### PROBLEM TO WORK ON:
Exactly reproduce the lines that follow.

◇ ◇ ◇ ◇

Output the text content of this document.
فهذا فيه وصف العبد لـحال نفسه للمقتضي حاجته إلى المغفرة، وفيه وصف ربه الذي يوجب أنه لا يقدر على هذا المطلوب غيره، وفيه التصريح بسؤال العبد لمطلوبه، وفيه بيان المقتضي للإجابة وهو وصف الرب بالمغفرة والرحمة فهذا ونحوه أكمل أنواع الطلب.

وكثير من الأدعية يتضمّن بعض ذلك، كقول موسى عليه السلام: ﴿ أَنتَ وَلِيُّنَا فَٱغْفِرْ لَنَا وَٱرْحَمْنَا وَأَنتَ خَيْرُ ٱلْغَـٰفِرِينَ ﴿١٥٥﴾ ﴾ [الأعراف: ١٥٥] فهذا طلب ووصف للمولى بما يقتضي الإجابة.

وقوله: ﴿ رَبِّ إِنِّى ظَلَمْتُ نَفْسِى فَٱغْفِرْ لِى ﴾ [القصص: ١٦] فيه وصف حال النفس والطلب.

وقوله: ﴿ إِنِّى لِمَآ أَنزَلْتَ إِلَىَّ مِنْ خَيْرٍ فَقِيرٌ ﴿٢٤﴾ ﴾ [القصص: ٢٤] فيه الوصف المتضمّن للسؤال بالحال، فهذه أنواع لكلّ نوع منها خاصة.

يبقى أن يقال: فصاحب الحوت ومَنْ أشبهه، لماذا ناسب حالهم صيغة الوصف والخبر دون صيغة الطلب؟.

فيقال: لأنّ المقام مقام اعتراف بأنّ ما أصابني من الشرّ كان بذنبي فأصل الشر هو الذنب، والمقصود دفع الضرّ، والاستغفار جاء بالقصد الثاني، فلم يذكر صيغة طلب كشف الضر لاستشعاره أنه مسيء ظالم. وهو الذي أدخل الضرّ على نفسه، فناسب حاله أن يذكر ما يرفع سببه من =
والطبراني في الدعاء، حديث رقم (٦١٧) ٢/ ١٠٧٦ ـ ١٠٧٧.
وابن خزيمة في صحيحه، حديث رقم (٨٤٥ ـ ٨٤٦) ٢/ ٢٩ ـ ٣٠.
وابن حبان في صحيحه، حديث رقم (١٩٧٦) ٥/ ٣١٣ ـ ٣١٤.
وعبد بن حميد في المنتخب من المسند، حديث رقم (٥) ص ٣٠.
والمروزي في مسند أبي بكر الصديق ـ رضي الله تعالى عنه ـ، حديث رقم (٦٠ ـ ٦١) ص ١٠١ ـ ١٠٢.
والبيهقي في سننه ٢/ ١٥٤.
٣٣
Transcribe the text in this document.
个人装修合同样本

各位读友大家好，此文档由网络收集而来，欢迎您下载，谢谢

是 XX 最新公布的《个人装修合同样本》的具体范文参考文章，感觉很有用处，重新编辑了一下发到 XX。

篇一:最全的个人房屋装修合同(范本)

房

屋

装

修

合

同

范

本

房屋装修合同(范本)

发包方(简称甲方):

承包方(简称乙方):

◇ ◇ ◇ ◇

### COMPLETE RESPONSE:
Output the text content of this document.
فهذا فيه وصف العبد لـحال نفسه للمقتضي حاجته إلى المغفرة، وفيه وصف ربه الذي يوجب أنه لا يقدر على هذا المطلوب غيره، وفيه التصريح بسؤال العبد لمطلوبه، وفيه بيان المقتضي للإجابة وهو وصف الرب بالمغفرة والرحمة فهذا ونحوه أكمل أنواع الطلب.

وكثير من الأدعية يتضمّن بعض ذلك، كقول موسى عليه السلام: ﴿ أَنتَ وَلِيُّنَا فَٱغْفِرْ لَنَا وَٱرْحَمْنَا وَأَنتَ خَيْرُ ٱلْغَـٰفِرِينَ ﴿١٥٥﴾ ﴾ [الأعراف: ١٥٥] فهذا طلب ووصف للمولى بما يقتضي الإجابة.

وقوله: ﴿ رَبِّ إِنِّى ظَلَمْتُ نَفْسِى فَٱغْفِرْ لِى ﴾ [القصص: ١٦] فيه وصف حال النفس والطلب.

وقوله: ﴿ إِنِّى لِمَآ أَنزَلْتَ إِلَىَّ مِنْ خَيْرٍ فَقِيرٌ ﴿٢٤﴾ ﴾ [القصص: ٢٤] فيه الوصف المتضمّن للسؤال بالحال، فهذه أنواع لكلّ نوع منها خاصة.

يبقى أن يقال: فصاحب الحوت ومَنْ أشبهه، لماذا ناسب حالهم صيغة الوصف والخبر دون صيغة الطلب؟.

فيقال: لأنّ المقام مقام اعتراف بأنّ ما أصابني من الشرّ كان بذنبي فأصل الشر هو الذنب، والمقصود دفع الضرّ، والاستغفار جاء بالقصد الثاني، فلم يذكر صيغة طلب كشف الضر لاستشعاره أنه مسيء ظالم. وهو الذي أدخل الضرّ على نفسه، فناسب حاله أن يذكر ما يرفع سببه من =
والطبراني في الدعاء، حديث رقم (٦١٧) ٢/ ١٠٧٦ ـ ١٠٧٧.
وابن خزيمة في صحيحه، حديث رقم (٨٤٥ ـ ٨٤٦) ٢/ ٢٩ ـ ٣٠.
وابن حبان في صحيحه، حديث رقم (١٩٧٦) ٥/ ٣١٣ ـ ٣١٤.
وعبد بن حميد في المنتخب من المسند، حديث رقم (٥) ص ٣٠.
والمروزي في مسند أبي بكر الصديق ـ رضي الله تعالى عنه ـ، حديث رقم (٦٠ ـ ٦١) ص ١٠١ ـ ١٠٢.
والبيهقي في سننه ٢/ ١٥٤.
٣٣
Transcribe the text in this document.
个人装修合同样本

各位读友大家好，此文档由网络收集而来，欢迎您下载，谢谢

是 XX 最新公布的《个人装修合同样本》的具体范文参考文章，感觉很有用处，重新编辑了一下发到 XX。

篇一:最全的个人房屋装修合同(范本)

房

屋

装

修

合

同

范

本

房屋装修合同(范本)

发包方(简称甲方):

承包方(简称乙方):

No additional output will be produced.